A run of records
=-=-=-=-=
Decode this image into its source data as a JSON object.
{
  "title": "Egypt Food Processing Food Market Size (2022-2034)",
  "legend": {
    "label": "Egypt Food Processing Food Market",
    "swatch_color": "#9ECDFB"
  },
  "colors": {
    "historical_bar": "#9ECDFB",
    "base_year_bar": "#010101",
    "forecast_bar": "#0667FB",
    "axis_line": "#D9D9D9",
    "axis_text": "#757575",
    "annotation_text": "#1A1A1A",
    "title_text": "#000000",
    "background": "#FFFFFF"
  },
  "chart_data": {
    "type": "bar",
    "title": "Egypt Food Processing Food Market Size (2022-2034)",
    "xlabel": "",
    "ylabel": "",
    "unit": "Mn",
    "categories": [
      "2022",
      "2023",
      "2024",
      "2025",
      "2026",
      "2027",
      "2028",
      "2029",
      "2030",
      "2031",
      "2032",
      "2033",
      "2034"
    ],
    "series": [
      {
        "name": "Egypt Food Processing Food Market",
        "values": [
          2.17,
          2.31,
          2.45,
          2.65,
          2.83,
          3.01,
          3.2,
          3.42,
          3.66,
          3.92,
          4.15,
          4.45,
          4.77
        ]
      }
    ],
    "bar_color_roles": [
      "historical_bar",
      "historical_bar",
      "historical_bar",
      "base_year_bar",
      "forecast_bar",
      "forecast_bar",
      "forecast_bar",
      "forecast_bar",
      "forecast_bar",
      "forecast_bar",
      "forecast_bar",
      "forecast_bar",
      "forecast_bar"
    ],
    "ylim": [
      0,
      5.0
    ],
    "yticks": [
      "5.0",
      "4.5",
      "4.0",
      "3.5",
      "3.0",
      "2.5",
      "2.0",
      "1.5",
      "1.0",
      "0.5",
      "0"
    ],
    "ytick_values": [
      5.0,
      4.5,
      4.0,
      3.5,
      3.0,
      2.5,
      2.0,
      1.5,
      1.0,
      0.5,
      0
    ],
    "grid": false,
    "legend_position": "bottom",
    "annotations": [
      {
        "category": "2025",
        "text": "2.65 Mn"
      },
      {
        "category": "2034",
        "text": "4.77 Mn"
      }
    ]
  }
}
=-=-=-=-=
Go over the entries above and say how many lines hold the string "Processing", with no other text.

4